| WHAT TO DO |
From the entries below, pull out each line where "сервера" appears.

| EXCERPTED RECORDS |
[start]

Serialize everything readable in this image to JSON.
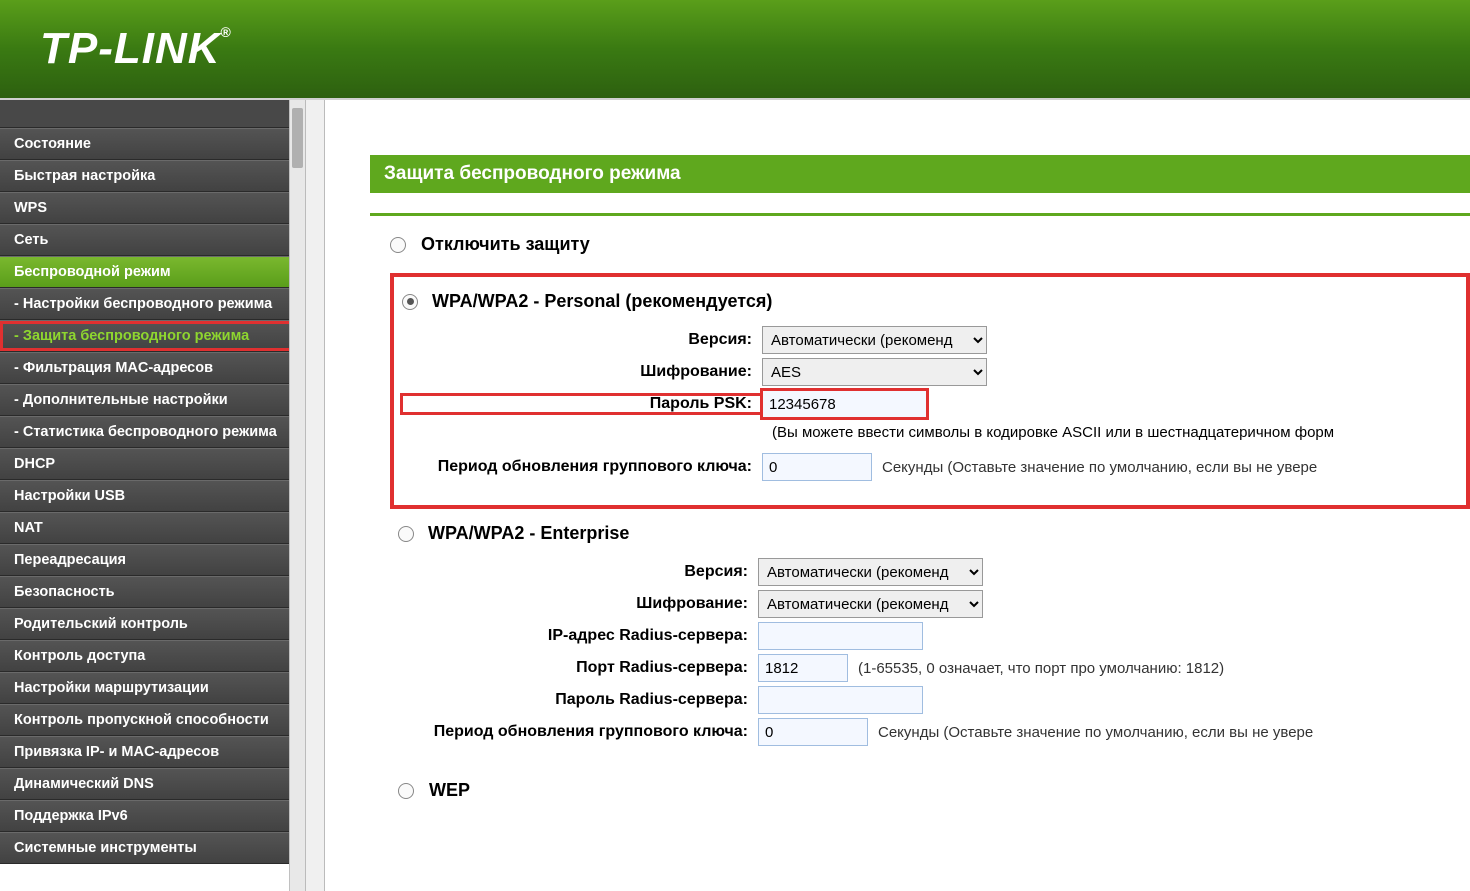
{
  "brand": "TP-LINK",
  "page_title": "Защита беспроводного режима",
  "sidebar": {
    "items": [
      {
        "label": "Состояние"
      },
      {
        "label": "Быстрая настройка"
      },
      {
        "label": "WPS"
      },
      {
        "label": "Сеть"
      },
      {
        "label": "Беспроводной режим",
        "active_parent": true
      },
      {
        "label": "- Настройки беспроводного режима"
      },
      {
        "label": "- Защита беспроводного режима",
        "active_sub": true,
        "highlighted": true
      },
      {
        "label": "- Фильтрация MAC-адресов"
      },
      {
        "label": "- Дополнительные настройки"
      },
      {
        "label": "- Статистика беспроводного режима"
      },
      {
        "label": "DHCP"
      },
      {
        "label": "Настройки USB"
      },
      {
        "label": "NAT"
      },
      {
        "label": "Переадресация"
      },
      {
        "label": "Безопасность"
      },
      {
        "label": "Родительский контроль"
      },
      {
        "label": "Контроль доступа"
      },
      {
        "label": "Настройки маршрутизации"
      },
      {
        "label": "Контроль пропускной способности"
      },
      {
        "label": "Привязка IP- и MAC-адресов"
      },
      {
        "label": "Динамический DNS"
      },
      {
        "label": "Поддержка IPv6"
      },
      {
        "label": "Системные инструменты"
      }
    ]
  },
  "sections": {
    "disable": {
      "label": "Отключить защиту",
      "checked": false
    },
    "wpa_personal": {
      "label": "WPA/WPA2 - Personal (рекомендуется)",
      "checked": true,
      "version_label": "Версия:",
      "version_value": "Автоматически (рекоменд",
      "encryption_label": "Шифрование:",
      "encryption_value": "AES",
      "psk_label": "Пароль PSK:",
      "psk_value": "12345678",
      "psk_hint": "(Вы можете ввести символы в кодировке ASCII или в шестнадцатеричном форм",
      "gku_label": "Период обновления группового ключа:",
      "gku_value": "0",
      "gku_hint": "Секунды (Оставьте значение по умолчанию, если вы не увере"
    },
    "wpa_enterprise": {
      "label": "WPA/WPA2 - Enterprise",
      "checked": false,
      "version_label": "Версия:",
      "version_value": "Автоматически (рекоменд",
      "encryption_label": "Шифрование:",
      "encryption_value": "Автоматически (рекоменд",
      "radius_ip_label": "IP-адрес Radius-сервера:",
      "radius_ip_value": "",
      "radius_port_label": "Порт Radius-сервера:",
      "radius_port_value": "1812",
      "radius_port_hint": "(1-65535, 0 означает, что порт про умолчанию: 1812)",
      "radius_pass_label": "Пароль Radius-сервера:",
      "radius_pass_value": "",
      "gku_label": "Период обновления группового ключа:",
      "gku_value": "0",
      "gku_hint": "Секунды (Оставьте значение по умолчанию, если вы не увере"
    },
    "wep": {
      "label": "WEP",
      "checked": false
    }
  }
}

[end]

| REPLY |
      "radius_ip_label": "IP-адрес Radius-сервера:",
      "radius_port_label": "Порт Radius-сервера:",
      "radius_pass_label": "Пароль Radius-сервера:",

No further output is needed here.